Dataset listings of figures
━━━━━━━━━━

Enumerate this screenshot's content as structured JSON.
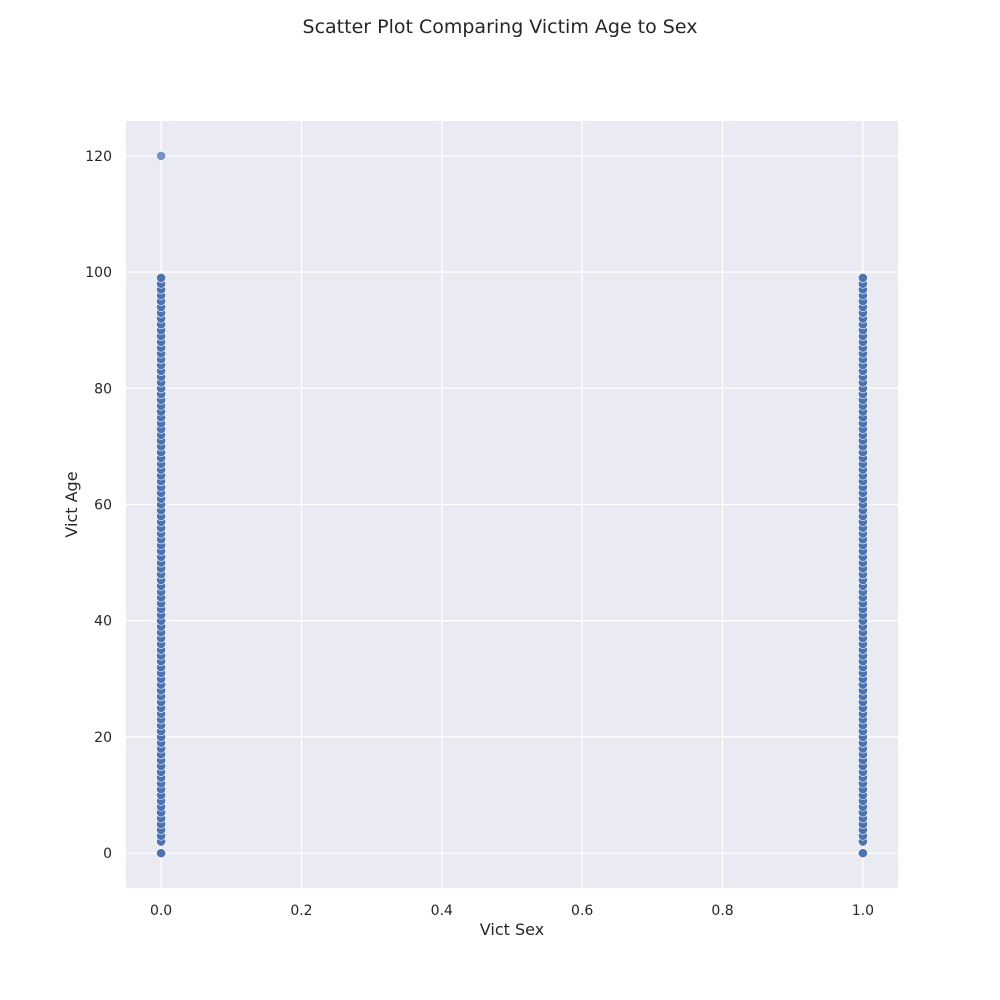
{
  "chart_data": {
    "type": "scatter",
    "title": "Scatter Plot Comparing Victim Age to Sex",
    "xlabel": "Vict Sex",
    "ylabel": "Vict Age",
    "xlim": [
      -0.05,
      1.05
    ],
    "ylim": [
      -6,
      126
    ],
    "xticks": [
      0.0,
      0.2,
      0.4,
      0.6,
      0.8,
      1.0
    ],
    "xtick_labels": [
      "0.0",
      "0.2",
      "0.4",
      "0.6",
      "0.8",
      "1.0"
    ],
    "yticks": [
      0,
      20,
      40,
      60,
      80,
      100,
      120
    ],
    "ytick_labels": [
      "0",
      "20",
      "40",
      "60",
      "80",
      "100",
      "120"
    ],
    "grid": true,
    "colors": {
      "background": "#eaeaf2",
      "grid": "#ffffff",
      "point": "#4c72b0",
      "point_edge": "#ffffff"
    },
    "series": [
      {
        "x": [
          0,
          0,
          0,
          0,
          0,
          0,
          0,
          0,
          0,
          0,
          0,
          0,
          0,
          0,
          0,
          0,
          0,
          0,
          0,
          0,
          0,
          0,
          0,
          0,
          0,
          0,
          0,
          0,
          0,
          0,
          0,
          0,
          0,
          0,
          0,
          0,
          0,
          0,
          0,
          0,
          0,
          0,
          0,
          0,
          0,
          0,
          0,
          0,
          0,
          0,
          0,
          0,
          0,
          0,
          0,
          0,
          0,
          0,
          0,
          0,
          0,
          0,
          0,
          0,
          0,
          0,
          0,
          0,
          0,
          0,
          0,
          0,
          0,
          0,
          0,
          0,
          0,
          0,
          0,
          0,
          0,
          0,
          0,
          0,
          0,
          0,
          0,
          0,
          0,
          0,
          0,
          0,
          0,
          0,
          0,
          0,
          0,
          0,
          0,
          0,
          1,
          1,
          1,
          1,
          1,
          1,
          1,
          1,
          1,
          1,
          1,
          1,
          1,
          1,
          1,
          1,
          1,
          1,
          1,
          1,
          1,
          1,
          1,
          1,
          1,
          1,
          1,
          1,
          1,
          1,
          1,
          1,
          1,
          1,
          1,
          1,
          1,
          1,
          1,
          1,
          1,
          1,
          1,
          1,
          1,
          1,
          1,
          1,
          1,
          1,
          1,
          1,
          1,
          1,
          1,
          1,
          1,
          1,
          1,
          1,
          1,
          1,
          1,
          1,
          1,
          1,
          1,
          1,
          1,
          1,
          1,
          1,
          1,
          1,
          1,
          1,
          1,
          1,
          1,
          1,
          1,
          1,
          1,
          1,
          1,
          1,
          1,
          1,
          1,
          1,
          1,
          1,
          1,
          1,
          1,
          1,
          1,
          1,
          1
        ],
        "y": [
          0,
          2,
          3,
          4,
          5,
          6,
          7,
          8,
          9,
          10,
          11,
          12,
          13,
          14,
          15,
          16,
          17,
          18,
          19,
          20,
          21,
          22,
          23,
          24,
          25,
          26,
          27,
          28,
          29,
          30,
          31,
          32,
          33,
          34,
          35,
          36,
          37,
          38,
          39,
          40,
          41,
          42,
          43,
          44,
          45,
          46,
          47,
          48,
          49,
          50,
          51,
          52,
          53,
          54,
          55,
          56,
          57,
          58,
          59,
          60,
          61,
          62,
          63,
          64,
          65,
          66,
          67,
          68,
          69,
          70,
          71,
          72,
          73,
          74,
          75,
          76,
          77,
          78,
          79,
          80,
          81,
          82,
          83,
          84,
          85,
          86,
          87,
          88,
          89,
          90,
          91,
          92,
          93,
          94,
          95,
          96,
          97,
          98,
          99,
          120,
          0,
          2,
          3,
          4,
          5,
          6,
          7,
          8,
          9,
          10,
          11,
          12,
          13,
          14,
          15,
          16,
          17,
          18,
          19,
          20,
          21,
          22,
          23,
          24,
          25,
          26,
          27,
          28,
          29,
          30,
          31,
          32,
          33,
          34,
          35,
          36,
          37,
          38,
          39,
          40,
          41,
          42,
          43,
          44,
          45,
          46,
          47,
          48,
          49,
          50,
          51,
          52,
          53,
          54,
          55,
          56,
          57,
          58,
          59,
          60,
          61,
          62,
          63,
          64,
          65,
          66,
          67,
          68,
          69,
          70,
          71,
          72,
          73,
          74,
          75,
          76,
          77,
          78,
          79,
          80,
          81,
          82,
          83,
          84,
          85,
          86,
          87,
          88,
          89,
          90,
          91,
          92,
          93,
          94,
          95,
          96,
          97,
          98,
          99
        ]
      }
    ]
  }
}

━━━━━━━━━━

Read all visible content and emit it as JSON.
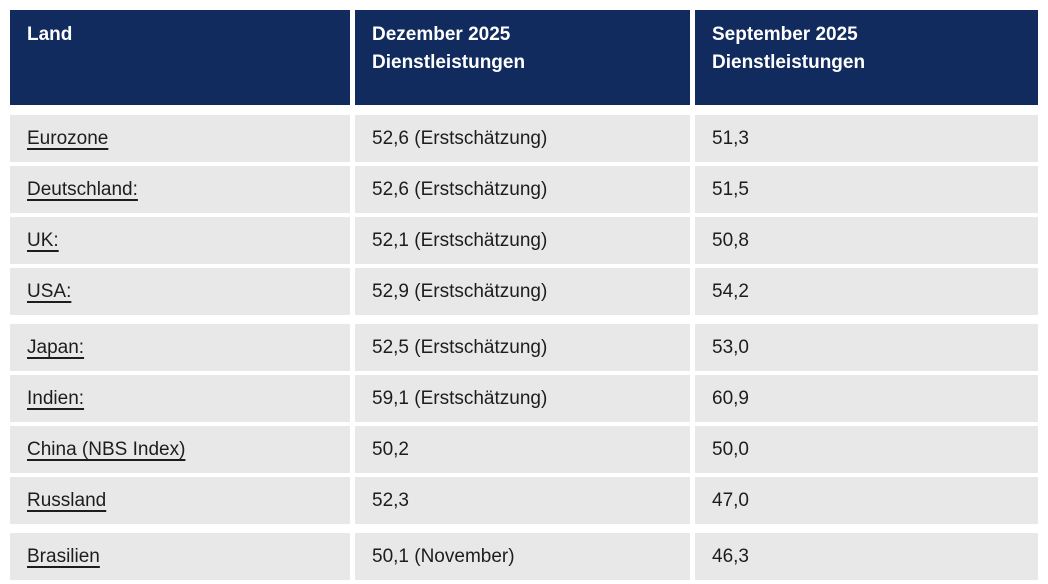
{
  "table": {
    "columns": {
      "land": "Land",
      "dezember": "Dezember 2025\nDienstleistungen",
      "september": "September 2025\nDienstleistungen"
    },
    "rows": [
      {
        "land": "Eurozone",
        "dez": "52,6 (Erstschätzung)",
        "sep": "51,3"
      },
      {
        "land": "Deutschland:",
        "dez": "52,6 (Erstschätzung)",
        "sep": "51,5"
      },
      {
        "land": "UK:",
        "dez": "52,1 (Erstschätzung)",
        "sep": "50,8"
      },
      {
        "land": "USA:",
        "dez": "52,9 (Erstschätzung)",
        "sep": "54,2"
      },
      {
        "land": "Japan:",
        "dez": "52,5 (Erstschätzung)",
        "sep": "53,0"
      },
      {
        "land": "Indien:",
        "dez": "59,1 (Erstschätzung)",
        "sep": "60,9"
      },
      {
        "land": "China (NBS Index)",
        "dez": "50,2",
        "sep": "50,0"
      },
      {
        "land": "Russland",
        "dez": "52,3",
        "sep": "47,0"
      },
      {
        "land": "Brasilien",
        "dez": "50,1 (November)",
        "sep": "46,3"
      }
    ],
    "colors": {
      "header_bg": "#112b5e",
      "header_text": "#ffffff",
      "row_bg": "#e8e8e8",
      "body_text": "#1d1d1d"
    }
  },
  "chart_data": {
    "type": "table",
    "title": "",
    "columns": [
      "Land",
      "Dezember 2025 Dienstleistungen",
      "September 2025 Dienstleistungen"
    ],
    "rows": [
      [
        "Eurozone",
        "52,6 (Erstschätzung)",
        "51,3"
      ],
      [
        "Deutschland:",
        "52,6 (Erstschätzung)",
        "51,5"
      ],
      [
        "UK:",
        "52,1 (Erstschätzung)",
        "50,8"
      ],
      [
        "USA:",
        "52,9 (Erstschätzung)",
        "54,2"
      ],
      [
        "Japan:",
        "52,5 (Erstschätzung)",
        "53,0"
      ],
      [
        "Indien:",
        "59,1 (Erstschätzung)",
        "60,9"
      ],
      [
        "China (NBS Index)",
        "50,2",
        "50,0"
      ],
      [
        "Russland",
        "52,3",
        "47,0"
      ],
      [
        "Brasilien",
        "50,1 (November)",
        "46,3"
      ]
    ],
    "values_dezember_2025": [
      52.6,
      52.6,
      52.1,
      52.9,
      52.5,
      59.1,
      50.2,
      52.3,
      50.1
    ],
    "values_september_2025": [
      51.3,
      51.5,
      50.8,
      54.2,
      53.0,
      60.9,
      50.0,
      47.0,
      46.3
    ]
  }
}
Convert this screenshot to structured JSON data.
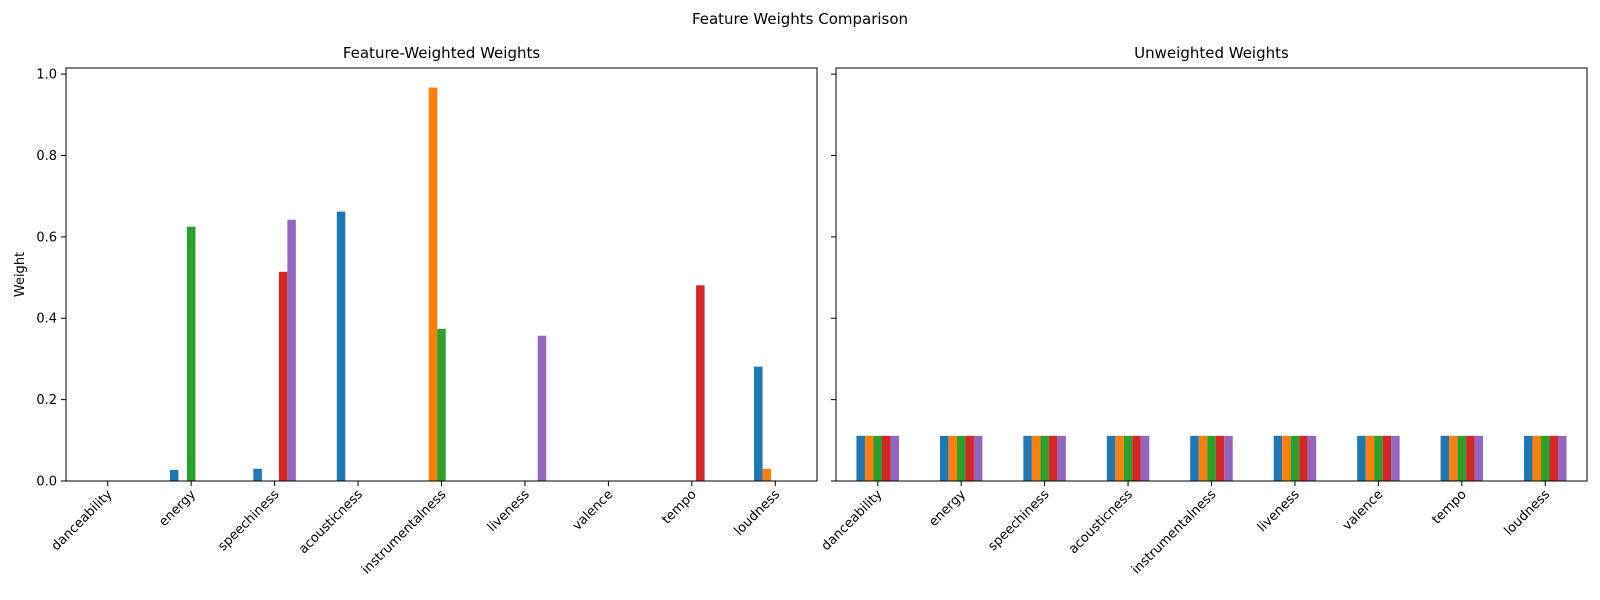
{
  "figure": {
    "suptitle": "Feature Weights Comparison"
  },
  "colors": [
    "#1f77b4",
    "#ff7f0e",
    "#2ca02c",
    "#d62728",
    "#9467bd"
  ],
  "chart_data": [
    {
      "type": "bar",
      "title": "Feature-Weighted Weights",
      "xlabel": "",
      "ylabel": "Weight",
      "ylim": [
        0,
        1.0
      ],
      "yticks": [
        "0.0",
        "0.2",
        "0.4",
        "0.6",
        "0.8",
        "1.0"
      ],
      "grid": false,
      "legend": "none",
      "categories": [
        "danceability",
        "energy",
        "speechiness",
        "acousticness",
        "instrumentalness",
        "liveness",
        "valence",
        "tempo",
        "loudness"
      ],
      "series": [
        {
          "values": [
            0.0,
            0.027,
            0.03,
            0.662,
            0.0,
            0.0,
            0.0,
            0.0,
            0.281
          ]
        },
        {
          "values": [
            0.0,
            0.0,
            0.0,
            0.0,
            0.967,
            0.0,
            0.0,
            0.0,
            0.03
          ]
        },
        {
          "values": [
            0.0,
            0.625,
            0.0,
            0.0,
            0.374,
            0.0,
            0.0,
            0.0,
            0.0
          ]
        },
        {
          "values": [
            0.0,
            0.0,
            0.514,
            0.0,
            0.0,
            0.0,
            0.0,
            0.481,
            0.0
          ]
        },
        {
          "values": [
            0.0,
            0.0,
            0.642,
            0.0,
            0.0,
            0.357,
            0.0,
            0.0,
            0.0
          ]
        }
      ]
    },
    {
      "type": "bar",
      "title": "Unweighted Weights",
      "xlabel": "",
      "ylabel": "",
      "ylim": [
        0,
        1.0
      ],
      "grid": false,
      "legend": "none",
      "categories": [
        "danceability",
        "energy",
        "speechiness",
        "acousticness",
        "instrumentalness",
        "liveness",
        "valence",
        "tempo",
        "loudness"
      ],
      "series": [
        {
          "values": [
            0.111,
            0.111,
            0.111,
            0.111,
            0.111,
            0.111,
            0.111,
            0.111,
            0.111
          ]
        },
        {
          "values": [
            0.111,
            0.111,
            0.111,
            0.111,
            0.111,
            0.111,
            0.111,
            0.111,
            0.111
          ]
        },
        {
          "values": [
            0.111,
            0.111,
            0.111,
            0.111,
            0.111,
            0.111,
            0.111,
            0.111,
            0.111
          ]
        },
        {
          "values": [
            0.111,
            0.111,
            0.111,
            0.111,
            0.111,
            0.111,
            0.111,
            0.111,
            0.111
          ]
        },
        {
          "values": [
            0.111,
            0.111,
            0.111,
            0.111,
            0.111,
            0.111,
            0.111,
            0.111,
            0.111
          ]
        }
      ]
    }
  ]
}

━━━━━━━━━━

» **Your instructions**
For the listing above, give the number of lines in which the string "this" occurs, and nothing else.

» **Task solution**
2